(Extracted data entries)
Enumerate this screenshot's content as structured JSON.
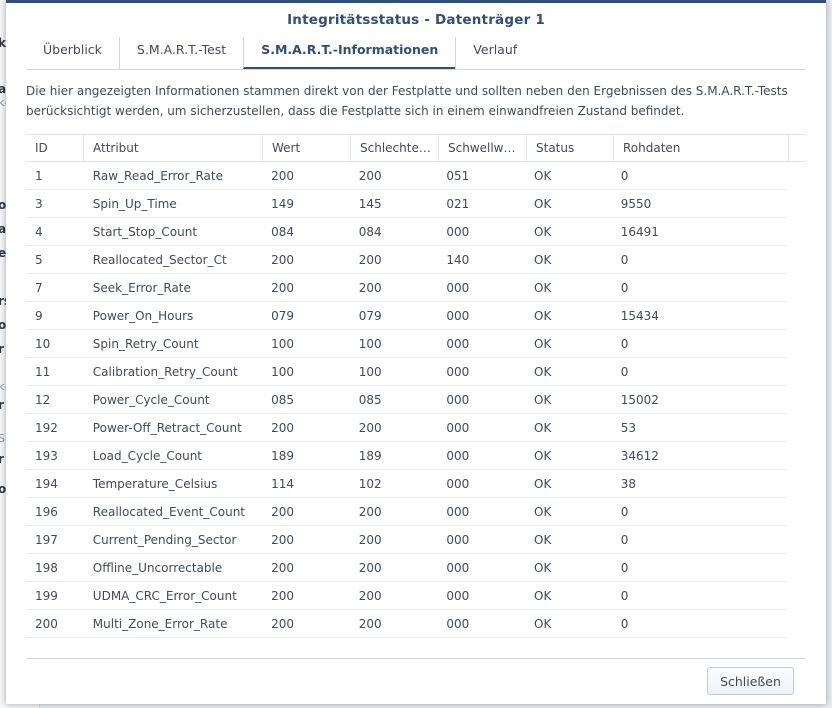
{
  "background_fragments": [
    "k",
    "k-",
    "a",
    "o",
    "a",
    "e",
    "rs",
    "o",
    "r",
    "k-",
    "r",
    "S",
    "r",
    "o"
  ],
  "dialog": {
    "title": "Integritätsstatus - Datenträger 1",
    "tabs": [
      {
        "label": "Überblick",
        "active": false
      },
      {
        "label": "S.M.A.R.T.-Test",
        "active": false
      },
      {
        "label": "S.M.A.R.T.-Informationen",
        "active": true
      },
      {
        "label": "Verlauf",
        "active": false
      }
    ],
    "intro": "Die hier angezeigten Informationen stammen direkt von der Festplatte und sollten neben den Ergebnissen des S.M.A.R.T.-Tests berücksichtigt werden, um sicherzustellen, dass die Festplatte sich in einem einwandfreien Zustand befindet.",
    "columns": [
      "ID",
      "Attribut",
      "Wert",
      "Schlechte…",
      "Schwellw…",
      "Status",
      "Rohdaten"
    ],
    "rows": [
      {
        "id": "1",
        "attr": "Raw_Read_Error_Rate",
        "value": "200",
        "worst": "200",
        "threshold": "051",
        "status": "OK",
        "raw": "0"
      },
      {
        "id": "3",
        "attr": "Spin_Up_Time",
        "value": "149",
        "worst": "145",
        "threshold": "021",
        "status": "OK",
        "raw": "9550"
      },
      {
        "id": "4",
        "attr": "Start_Stop_Count",
        "value": "084",
        "worst": "084",
        "threshold": "000",
        "status": "OK",
        "raw": "16491"
      },
      {
        "id": "5",
        "attr": "Reallocated_Sector_Ct",
        "value": "200",
        "worst": "200",
        "threshold": "140",
        "status": "OK",
        "raw": "0"
      },
      {
        "id": "7",
        "attr": "Seek_Error_Rate",
        "value": "200",
        "worst": "200",
        "threshold": "000",
        "status": "OK",
        "raw": "0"
      },
      {
        "id": "9",
        "attr": "Power_On_Hours",
        "value": "079",
        "worst": "079",
        "threshold": "000",
        "status": "OK",
        "raw": "15434"
      },
      {
        "id": "10",
        "attr": "Spin_Retry_Count",
        "value": "100",
        "worst": "100",
        "threshold": "000",
        "status": "OK",
        "raw": "0"
      },
      {
        "id": "11",
        "attr": "Calibration_Retry_Count",
        "value": "100",
        "worst": "100",
        "threshold": "000",
        "status": "OK",
        "raw": "0"
      },
      {
        "id": "12",
        "attr": "Power_Cycle_Count",
        "value": "085",
        "worst": "085",
        "threshold": "000",
        "status": "OK",
        "raw": "15002"
      },
      {
        "id": "192",
        "attr": "Power-Off_Retract_Count",
        "value": "200",
        "worst": "200",
        "threshold": "000",
        "status": "OK",
        "raw": "53"
      },
      {
        "id": "193",
        "attr": "Load_Cycle_Count",
        "value": "189",
        "worst": "189",
        "threshold": "000",
        "status": "OK",
        "raw": "34612"
      },
      {
        "id": "194",
        "attr": "Temperature_Celsius",
        "value": "114",
        "worst": "102",
        "threshold": "000",
        "status": "OK",
        "raw": "38"
      },
      {
        "id": "196",
        "attr": "Reallocated_Event_Count",
        "value": "200",
        "worst": "200",
        "threshold": "000",
        "status": "OK",
        "raw": "0"
      },
      {
        "id": "197",
        "attr": "Current_Pending_Sector",
        "value": "200",
        "worst": "200",
        "threshold": "000",
        "status": "OK",
        "raw": "0"
      },
      {
        "id": "198",
        "attr": "Offline_Uncorrectable",
        "value": "200",
        "worst": "200",
        "threshold": "000",
        "status": "OK",
        "raw": "0"
      },
      {
        "id": "199",
        "attr": "UDMA_CRC_Error_Count",
        "value": "200",
        "worst": "200",
        "threshold": "000",
        "status": "OK",
        "raw": "0"
      },
      {
        "id": "200",
        "attr": "Multi_Zone_Error_Rate",
        "value": "200",
        "worst": "200",
        "threshold": "000",
        "status": "OK",
        "raw": "0"
      }
    ],
    "close_label": "Schließen"
  },
  "colors": {
    "accent": "#2f4f7a",
    "title_bar": "#2b4f7e"
  }
}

PROBLEM TO SOLVE:
Look through the records and gather every line containing "Informationen".

TASK ANSWER:
        "label": "S.M.A.R.T.-Informationen",
    "intro": "Die hier angezeigten Informationen stammen direkt von der Festplatte und sollten neben den Ergebnissen des S.M.A.R.T.-Tests berücksichtigt werden, um sicherzustellen, dass die Festplatte sich in einem einwandfreien Zustand befindet.",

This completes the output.